►
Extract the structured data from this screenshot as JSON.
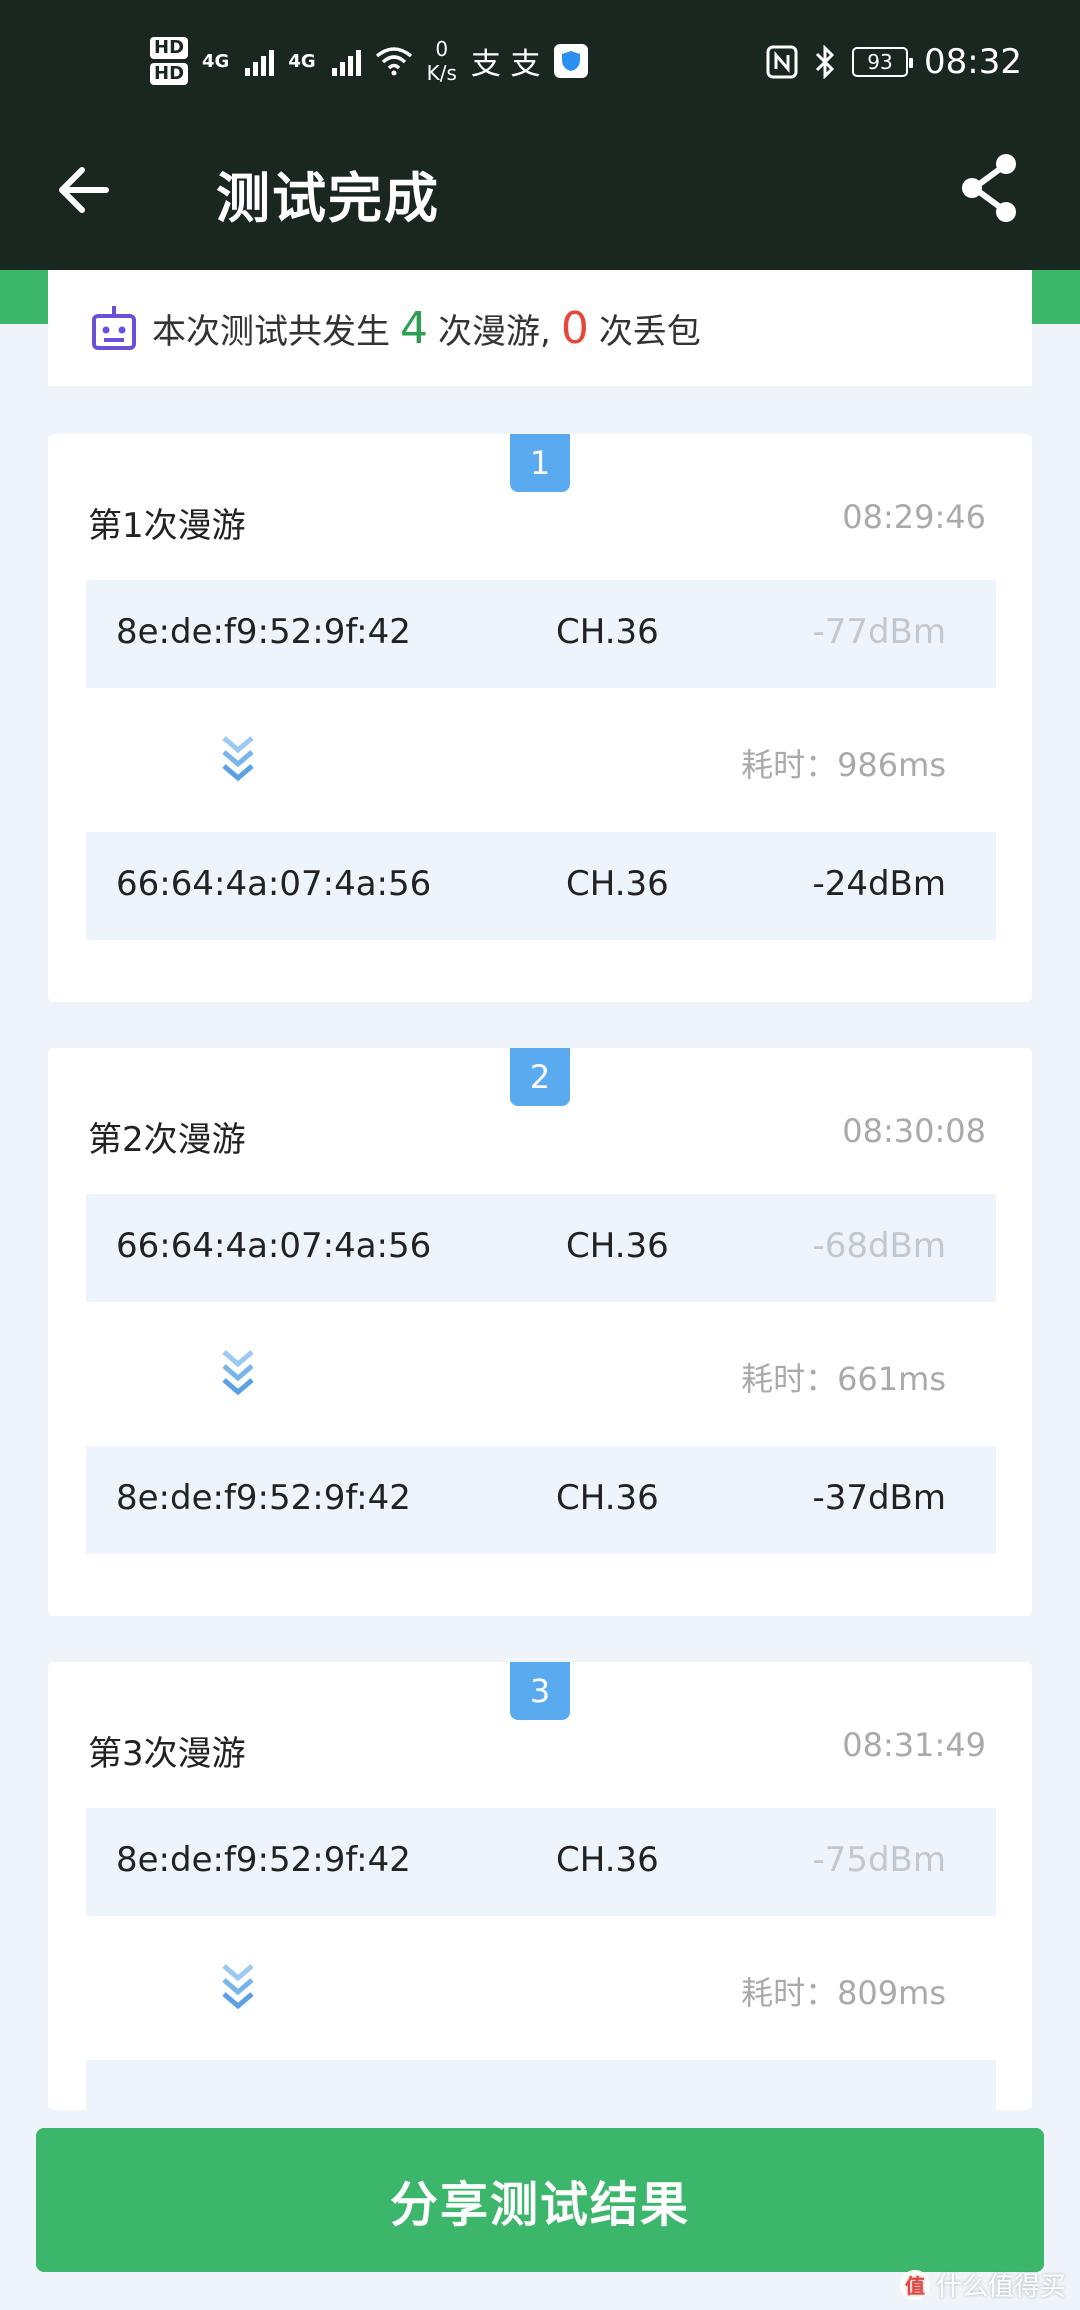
{
  "status_bar": {
    "sim1": "HD",
    "sim2": "HD",
    "sim1_net": "4G",
    "sim2_net": "4G",
    "net_speed_value": "0",
    "net_speed_unit": "K/s",
    "glyphs": "支 支",
    "battery": "93",
    "time": "08:32"
  },
  "app_bar": {
    "title": "测试完成"
  },
  "summary": {
    "prefix": "本次测试共发生",
    "roam_count": "4",
    "roam_label": "次漫游,",
    "loss_count": "0",
    "loss_label": "次丢包"
  },
  "roams": [
    {
      "index": "1",
      "title": "第1次漫游",
      "time": "08:29:46",
      "from": {
        "mac": "8e:de:f9:52:9f:42",
        "channel": "CH.36",
        "signal": "-77dBm"
      },
      "elapsed": "耗时：986ms",
      "to": {
        "mac": "66:64:4a:07:4a:56",
        "channel": "CH.36",
        "signal": "-24dBm"
      }
    },
    {
      "index": "2",
      "title": "第2次漫游",
      "time": "08:30:08",
      "from": {
        "mac": "66:64:4a:07:4a:56",
        "channel": "CH.36",
        "signal": "-68dBm"
      },
      "elapsed": "耗时：661ms",
      "to": {
        "mac": "8e:de:f9:52:9f:42",
        "channel": "CH.36",
        "signal": "-37dBm"
      }
    },
    {
      "index": "3",
      "title": "第3次漫游",
      "time": "08:31:49",
      "from": {
        "mac": "8e:de:f9:52:9f:42",
        "channel": "CH.36",
        "signal": "-75dBm"
      },
      "elapsed": "耗时：809ms"
    }
  ],
  "bottom_button": {
    "label": "分享测试结果"
  },
  "watermark": {
    "logo": "值",
    "text": "什么值得买"
  },
  "colors": {
    "header_bg": "#1a2620",
    "accent_green": "#3cb66a",
    "count_green": "#2e9e55",
    "count_red": "#e8453c",
    "badge_blue": "#5aaaf0"
  }
}
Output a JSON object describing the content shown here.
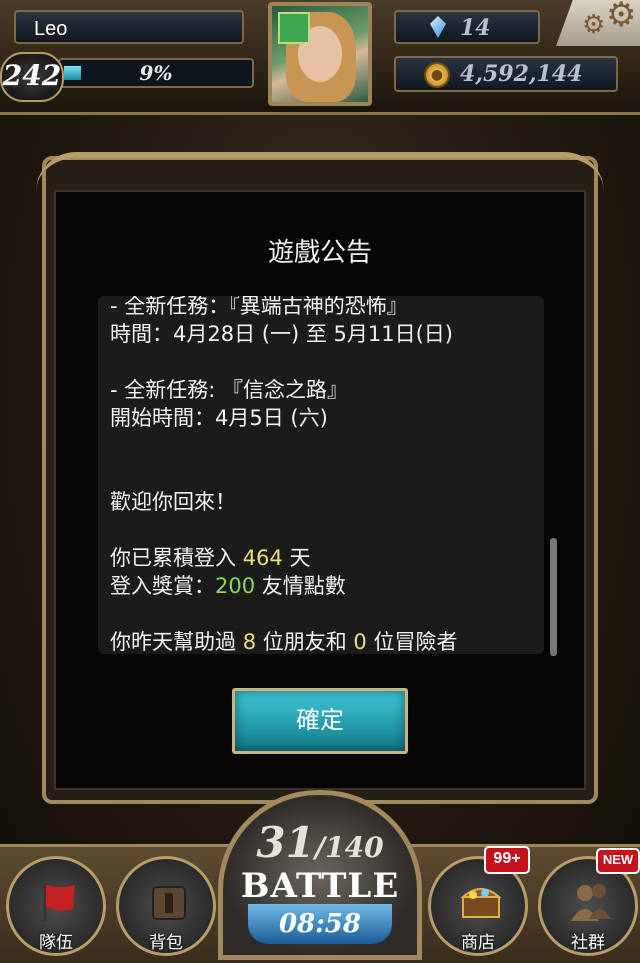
{
  "player": {
    "name": "Leo",
    "level": "242",
    "exp_percent_text": "9%",
    "exp_fraction": 0.09,
    "gems": "14",
    "coins": "4,592,144"
  },
  "dialog": {
    "title": "遊戲公告",
    "lines": [
      "- 全新任務：『異端古神的恐怖』",
      "時間：4月28日 (一) 至 5月11日(日)",
      "- 全新任務: 『信念之路』",
      "開始時間：4月5日 (六)",
      "歡迎你回來！"
    ],
    "login_prefix": "你已累積登入 ",
    "login_days": "464",
    "login_suffix": " 天",
    "reward_prefix": "登入獎賞：",
    "reward_points": "200",
    "reward_suffix": " 友情點數",
    "help_prefix": "你昨天幫助過 ",
    "help_friends": "8",
    "help_mid": " 位朋友和 ",
    "help_adventurers": "0",
    "help_suffix": " 位冒險者",
    "confirm_label": "確定"
  },
  "battle": {
    "current": "31",
    "max": "/140",
    "label": "BATTLE",
    "timer": "08:58"
  },
  "nav": {
    "team": "隊伍",
    "bag": "背包",
    "shop": "商店",
    "social": "社群",
    "shop_badge": "99+",
    "social_badge": "NEW"
  },
  "colors": {
    "highlight_yellow": "#e8e07a",
    "highlight_green": "#87d957",
    "confirm_button": "#2aa6b6",
    "badge_red": "#c4131c"
  }
}
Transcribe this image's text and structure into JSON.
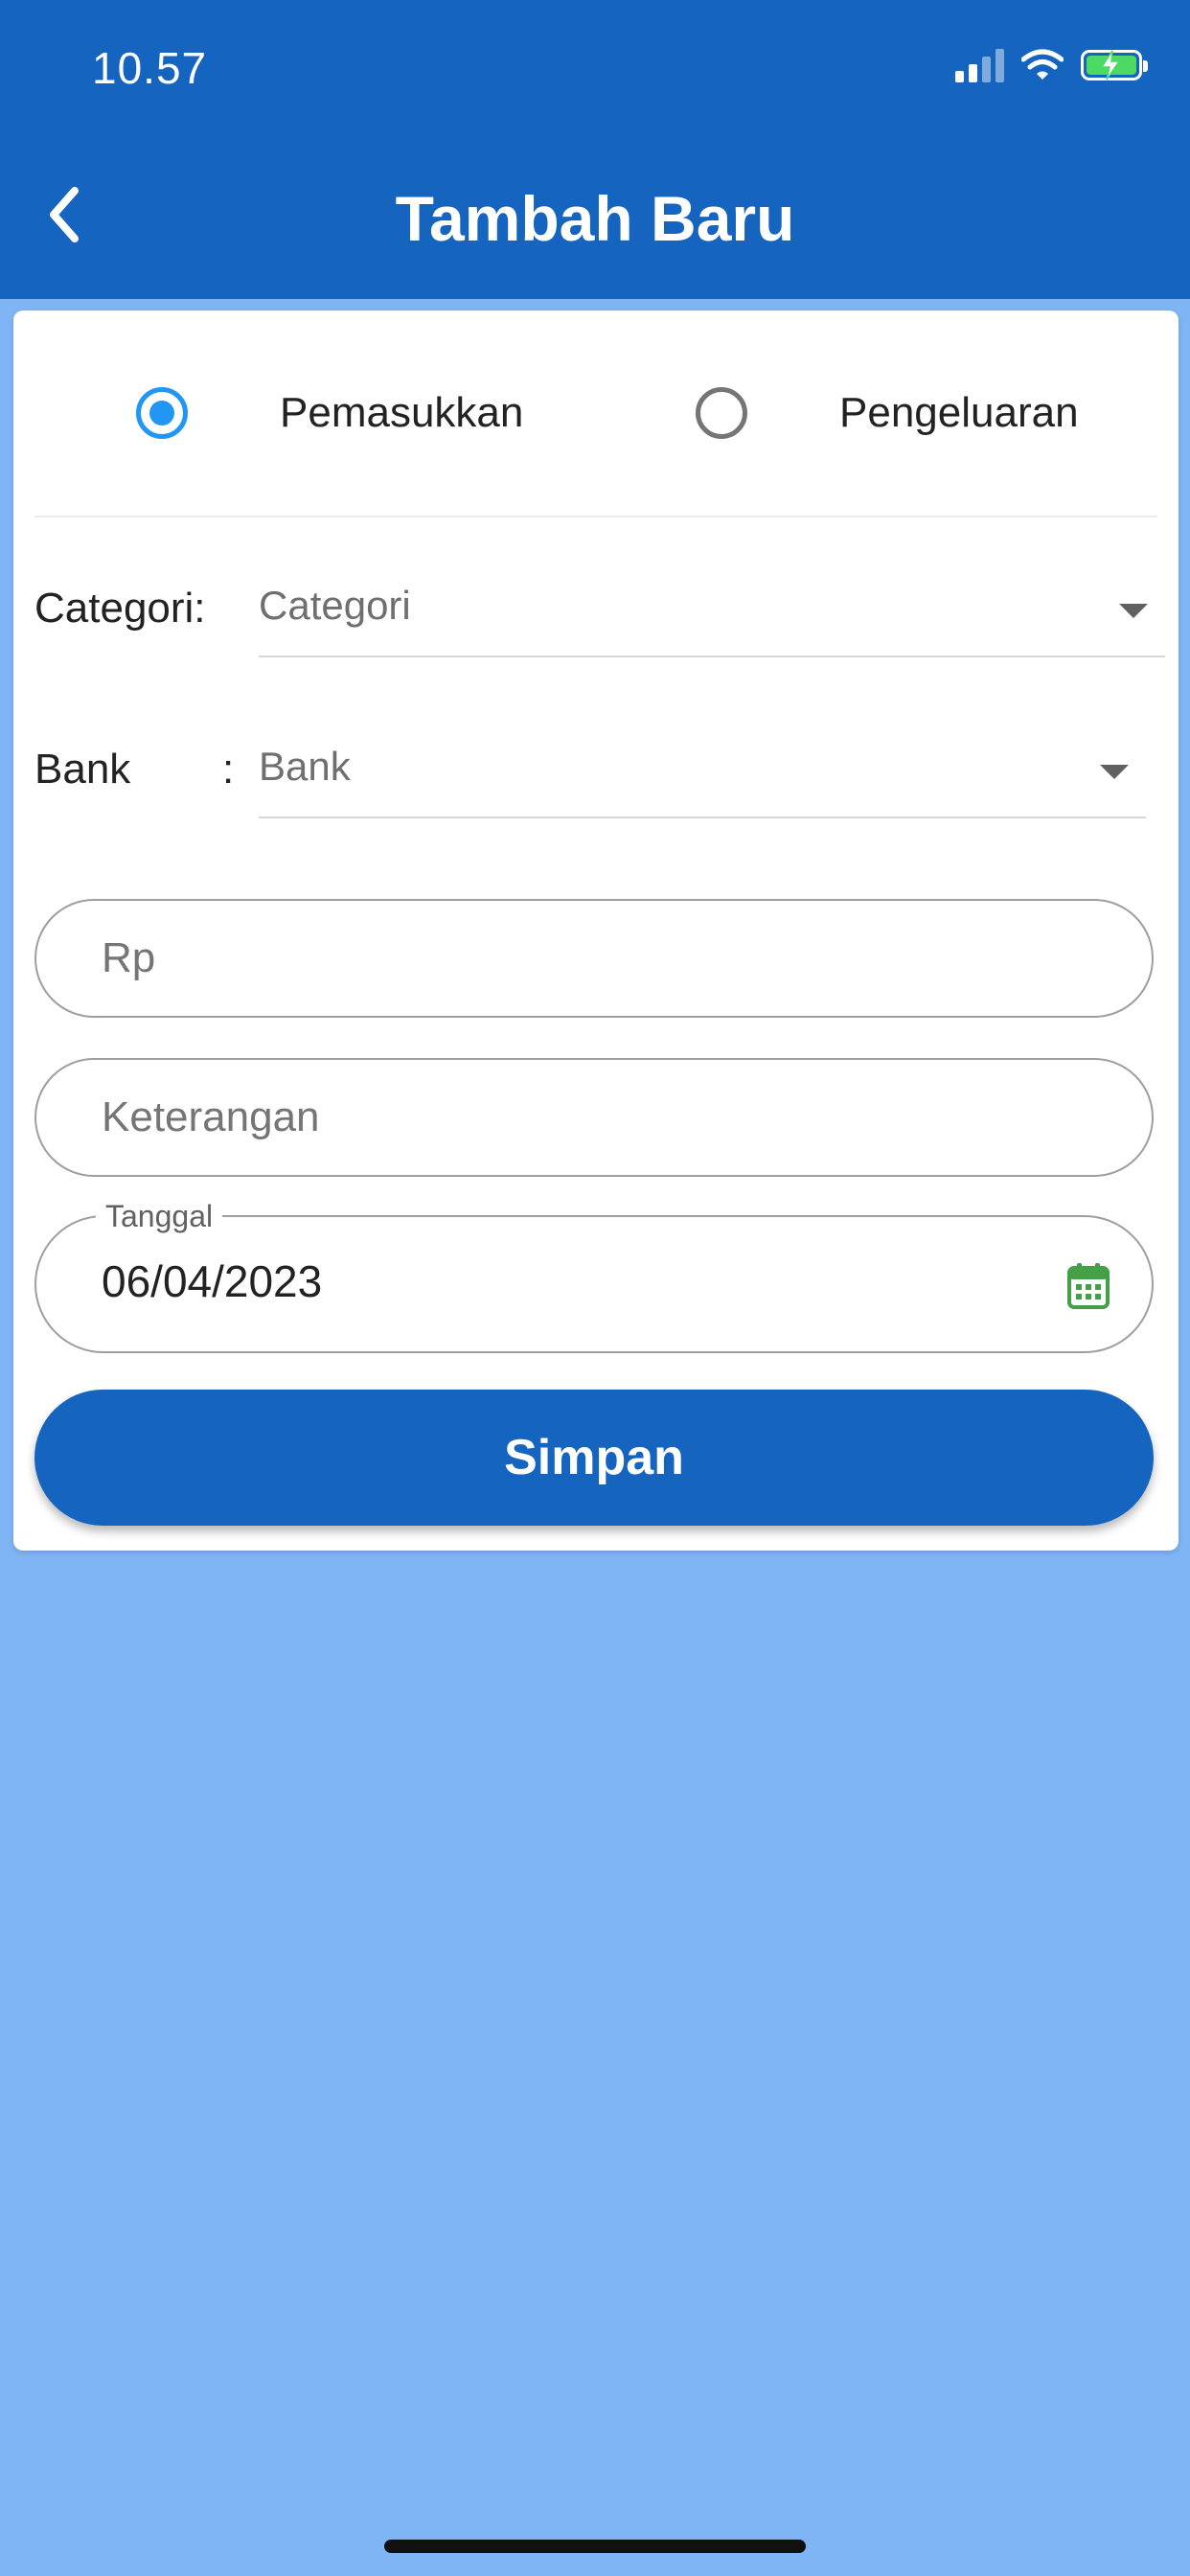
◄
INSTRUCTIONS TO FOLLOW – Leave out the pictures and restate everything else word for word.

OUTPUT FOR THIS EXERCISE –
Extract the structured data from this screenshot as JSON.
{
  "status_bar": {
    "sim1": "HD",
    "sim2": "HD",
    "sim1_net": "4G",
    "sim2_net": "4G",
    "net_speed_value": "0",
    "net_speed_unit": "K/s",
    "glyphs": "支 支",
    "battery": "93",
    "time": "08:32"
  },
  "app_bar": {
    "title": "测试完成"
  },
  "summary": {
    "prefix": "本次测试共发生",
    "roam_count": "4",
    "roam_label": "次漫游,",
    "loss_count": "0",
    "loss_label": "次丢包"
  },
  "roams": [
    {
      "index": "1",
      "title": "第1次漫游",
      "time": "08:29:46",
      "from": {
        "mac": "8e:de:f9:52:9f:42",
        "channel": "CH.36",
        "signal": "-77dBm"
      },
      "elapsed": "耗时：986ms",
      "to": {
        "mac": "66:64:4a:07:4a:56",
        "channel": "CH.36",
        "signal": "-24dBm"
      }
    },
    {
      "index": "2",
      "title": "第2次漫游",
      "time": "08:30:08",
      "from": {
        "mac": "66:64:4a:07:4a:56",
        "channel": "CH.36",
        "signal": "-68dBm"
      },
      "elapsed": "耗时：661ms",
      "to": {
        "mac": "8e:de:f9:52:9f:42",
        "channel": "CH.36",
        "signal": "-37dBm"
      }
    },
    {
      "index": "3",
      "title": "第3次漫游",
      "time": "08:31:49",
      "from": {
        "mac": "8e:de:f9:52:9f:42",
        "channel": "CH.36",
        "signal": "-75dBm"
      },
      "elapsed": "耗时：809ms"
    }
  ],
  "bottom_button": {
    "label": "分享测试结果"
  },
  "watermark": {
    "logo": "值",
    "text": "什么值得买"
  },
  "colors": {
    "header_bg": "#1a2620",
    "accent_green": "#3cb66a",
    "count_green": "#2e9e55",
    "count_red": "#e8453c",
    "badge_blue": "#5aaaf0"
  }
}
Output a JSON object describing the content shown here.
{
  "player": {
    "name": "Leo",
    "level": "242",
    "exp_percent_text": "9%",
    "exp_fraction": 0.09,
    "gems": "14",
    "coins": "4,592,144"
  },
  "dialog": {
    "title": "遊戲公告",
    "lines": [
      "- 全新任務：『異端古神的恐怖』",
      "時間：4月28日 (一) 至 5月11日(日)",
      "- 全新任務: 『信念之路』",
      "開始時間：4月5日 (六)",
      "歡迎你回來！"
    ],
    "login_prefix": "你已累積登入 ",
    "login_days": "464",
    "login_suffix": " 天",
    "reward_prefix": "登入獎賞：",
    "reward_points": "200",
    "reward_suffix": " 友情點數",
    "help_prefix": "你昨天幫助過 ",
    "help_friends": "8",
    "help_mid": " 位朋友和 ",
    "help_adventurers": "0",
    "help_suffix": " 位冒險者",
    "confirm_label": "確定"
  },
  "battle": {
    "current": "31",
    "max": "/140",
    "label": "BATTLE",
    "timer": "08:58"
  },
  "nav": {
    "team": "隊伍",
    "bag": "背包",
    "shop": "商店",
    "social": "社群",
    "shop_badge": "99+",
    "social_badge": "NEW"
  },
  "colors": {
    "highlight_yellow": "#e8e07a",
    "highlight_green": "#87d957",
    "confirm_button": "#2aa6b6",
    "badge_red": "#c4131c"
  }
}
Transcribe this image's text and structure into JSON.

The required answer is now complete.